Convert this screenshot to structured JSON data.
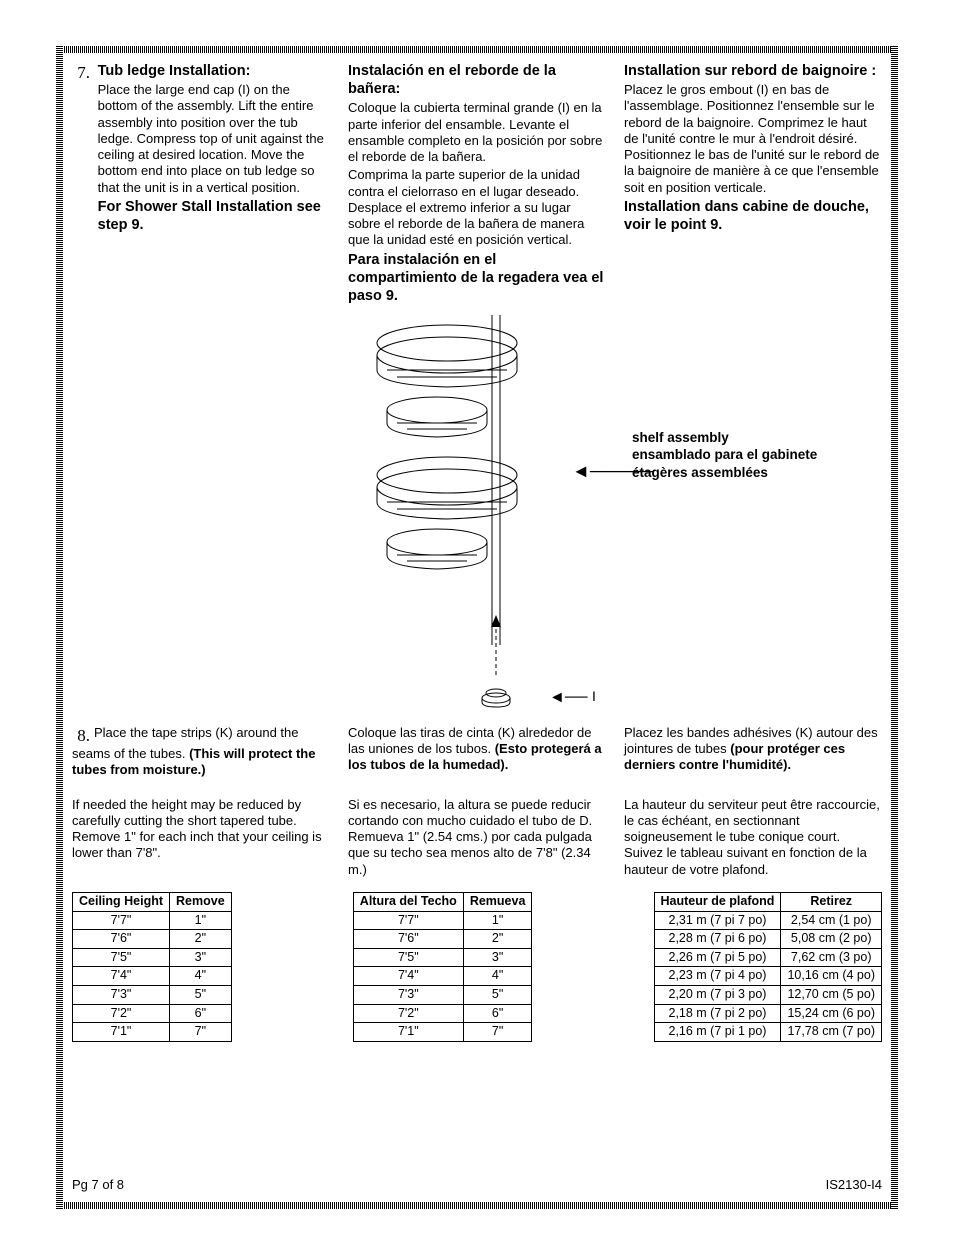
{
  "step7": {
    "num": "7.",
    "en": {
      "h": "Tub ledge Installation:",
      "p": "Place the large end cap (I) on the bottom of the assembly. Lift the entire assembly into position over the tub ledge. Compress top of unit against the ceiling at desired location. Move the bottom end into place on tub ledge so that the unit is in a vertical position.",
      "b": "For Shower Stall Installation see step 9."
    },
    "es": {
      "h": "Instalación en el reborde de la bañera:",
      "p1": "Coloque la cubierta terminal grande (I) en la parte inferior del ensamble. Levante el ensamble completo en la posición por sobre el reborde de la bañera.",
      "p2": "Comprima la parte superior de la unidad contra el cielorraso en el lugar deseado.  Desplace el extremo inferior a su lugar sobre el reborde de la bañera de manera que la unidad esté en posición vertical.",
      "b": "Para instalación en el compartimiento de la regadera vea el paso 9."
    },
    "fr": {
      "h": "Installation sur rebord de baignoire :",
      "p": "Placez le gros embout (I) en bas de l'assemblage. Positionnez l'ensemble sur le rebord de la baignoire. Comprimez le haut de l'unité contre le mur à l'endroit désiré. Positionnez le bas de l'unité sur le rebord de la baignoire de manière à ce que l'ensemble soit en position verticale.",
      "b": "Installation dans cabine de douche, voir le point 9."
    }
  },
  "diagram": {
    "label_en": "shelf assembly",
    "label_es": "ensamblado para el gabinete",
    "label_fr": "étagères assemblées",
    "i": "I"
  },
  "step8": {
    "num": "8.",
    "en": {
      "p1a": "Place the tape strips (K) around the seams of the tubes. ",
      "p1b": "(This will protect the tubes from moisture.)",
      "p2": "If needed the height may be reduced by carefully cutting the short tapered tube. Remove 1\" for each inch that your ceiling is lower than 7'8\"."
    },
    "es": {
      "p1a": "Coloque las tiras de cinta (K) alrededor de las uniones de los tubos. ",
      "p1b": "(Esto protegerá a los tubos de la humedad).",
      "p2": "Si es necesario, la altura se puede reducir cortando con mucho cuidado el tubo de D. Remueva 1\" (2.54 cms.) por cada pulgada que su techo sea menos alto de 7'8\" (2.34 m.)"
    },
    "fr": {
      "p1a": "Placez les bandes adhésives (K) autour des jointures de tubes ",
      "p1b": "(pour protéger ces derniers contre l'humidité).",
      "p2": "La hauteur du serviteur peut être raccourcie, le cas échéant, en sectionnant soigneusement le tube conique court. Suivez le tableau suivant en fonction de la hauteur de votre plafond."
    }
  },
  "tables": {
    "en": {
      "h1": "Ceiling Height",
      "h2": "Remove",
      "rows": [
        [
          "7'7\"",
          "1\""
        ],
        [
          "7'6\"",
          "2\""
        ],
        [
          "7'5\"",
          "3\""
        ],
        [
          "7'4\"",
          "4\""
        ],
        [
          "7'3\"",
          "5\""
        ],
        [
          "7'2\"",
          "6\""
        ],
        [
          "7'1\"",
          "7\""
        ]
      ]
    },
    "es": {
      "h1": "Altura del Techo",
      "h2": "Remueva",
      "rows": [
        [
          "7'7\"",
          "1\""
        ],
        [
          "7'6\"",
          "2\""
        ],
        [
          "7'5\"",
          "3\""
        ],
        [
          "7'4\"",
          "4\""
        ],
        [
          "7'3\"",
          "5\""
        ],
        [
          "7'2\"",
          "6\""
        ],
        [
          "7'1\"",
          "7\""
        ]
      ]
    },
    "fr": {
      "h1": "Hauteur de plafond",
      "h2": "Retirez",
      "rows": [
        [
          "2,31 m (7 pi 7 po)",
          "2,54 cm (1 po)"
        ],
        [
          "2,28 m (7 pi 6 po)",
          "5,08 cm (2 po)"
        ],
        [
          "2,26 m (7 pi 5 po)",
          "7,62 cm (3 po)"
        ],
        [
          "2,23 m (7 pi 4 po)",
          "10,16 cm (4 po)"
        ],
        [
          "2,20 m (7 pi 3 po)",
          "12,70 cm (5 po)"
        ],
        [
          "2,18 m (7 pi 2 po)",
          "15,24 cm (6 po)"
        ],
        [
          "2,16 m (7 pi 1 po)",
          "17,78 cm (7 po)"
        ]
      ]
    }
  },
  "footer": {
    "left": "Pg 7 of 8",
    "right": "IS2130-I4"
  }
}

++++++++++++++++++++

### TASK DETAILS
Without the pictures, reproduce every line of the records above exactly.

### TASK ANSWER
Convert this screenshot to structured JSON data.
{
  "step7": {
    "num": "7.",
    "en": {
      "h": "Tub ledge Installation:",
      "p": "Place the large end cap (I) on the bottom of the assembly. Lift the entire assembly into position over the tub ledge. Compress top of unit against the ceiling at desired location. Move the bottom end into place on tub ledge so that the unit is in a vertical position.",
      "b": "For Shower Stall Installation see step 9."
    },
    "es": {
      "h": "Instalación en el reborde de la bañera:",
      "p1": "Coloque la cubierta terminal grande (I) en la parte inferior del ensamble. Levante el ensamble completo en la posición por sobre el reborde de la bañera.",
      "p2": "Comprima la parte superior de la unidad contra el cielorraso en el lugar deseado.  Desplace el extremo inferior a su lugar sobre el reborde de la bañera de manera que la unidad esté en posición vertical.",
      "b": "Para instalación en el compartimiento de la regadera vea el paso 9."
    },
    "fr": {
      "h": "Installation sur rebord de baignoire :",
      "p": "Placez le gros embout (I) en bas de l'assemblage. Positionnez l'ensemble sur le rebord de la baignoire. Comprimez le haut de l'unité contre le mur à l'endroit désiré. Positionnez le bas de l'unité sur le rebord de la baignoire de manière à ce que l'ensemble soit en position verticale.",
      "b": "Installation dans cabine de douche, voir le point 9."
    }
  },
  "diagram": {
    "label_en": "shelf assembly",
    "label_es": "ensamblado para el gabinete",
    "label_fr": "étagères assemblées",
    "i": "I"
  },
  "step8": {
    "num": "8.",
    "en": {
      "p1a": "Place the tape strips (K) around the seams of the tubes. ",
      "p1b": "(This will protect the tubes from moisture.)",
      "p2": "If needed the height may be reduced by carefully cutting the short tapered tube. Remove 1\" for each inch that your ceiling is lower than 7'8\"."
    },
    "es": {
      "p1a": "Coloque las tiras de cinta (K) alrededor de las uniones de los tubos. ",
      "p1b": "(Esto protegerá a los tubos de la humedad).",
      "p2": "Si es necesario, la altura se puede reducir cortando con mucho cuidado el tubo de D. Remueva 1\" (2.54 cms.) por cada pulgada que su techo sea menos alto de 7'8\" (2.34 m.)"
    },
    "fr": {
      "p1a": "Placez les bandes adhésives (K) autour des jointures de tubes ",
      "p1b": "(pour protéger ces derniers contre l'humidité).",
      "p2": "La hauteur du serviteur peut être raccourcie, le cas échéant, en sectionnant soigneusement le tube conique court. Suivez le tableau suivant en fonction de la hauteur de votre plafond."
    }
  },
  "tables": {
    "en": {
      "h1": "Ceiling Height",
      "h2": "Remove",
      "rows": [
        [
          "7'7\"",
          "1\""
        ],
        [
          "7'6\"",
          "2\""
        ],
        [
          "7'5\"",
          "3\""
        ],
        [
          "7'4\"",
          "4\""
        ],
        [
          "7'3\"",
          "5\""
        ],
        [
          "7'2\"",
          "6\""
        ],
        [
          "7'1\"",
          "7\""
        ]
      ]
    },
    "es": {
      "h1": "Altura del Techo",
      "h2": "Remueva",
      "rows": [
        [
          "7'7\"",
          "1\""
        ],
        [
          "7'6\"",
          "2\""
        ],
        [
          "7'5\"",
          "3\""
        ],
        [
          "7'4\"",
          "4\""
        ],
        [
          "7'3\"",
          "5\""
        ],
        [
          "7'2\"",
          "6\""
        ],
        [
          "7'1\"",
          "7\""
        ]
      ]
    },
    "fr": {
      "h1": "Hauteur de plafond",
      "h2": "Retirez",
      "rows": [
        [
          "2,31 m (7 pi 7 po)",
          "2,54 cm (1 po)"
        ],
        [
          "2,28 m (7 pi 6 po)",
          "5,08 cm (2 po)"
        ],
        [
          "2,26 m (7 pi 5 po)",
          "7,62 cm (3 po)"
        ],
        [
          "2,23 m (7 pi 4 po)",
          "10,16 cm (4 po)"
        ],
        [
          "2,20 m (7 pi 3 po)",
          "12,70 cm (5 po)"
        ],
        [
          "2,18 m (7 pi 2 po)",
          "15,24 cm (6 po)"
        ],
        [
          "2,16 m (7 pi 1 po)",
          "17,78 cm (7 po)"
        ]
      ]
    }
  },
  "footer": {
    "left": "Pg 7 of 8",
    "right": "IS2130-I4"
  }
}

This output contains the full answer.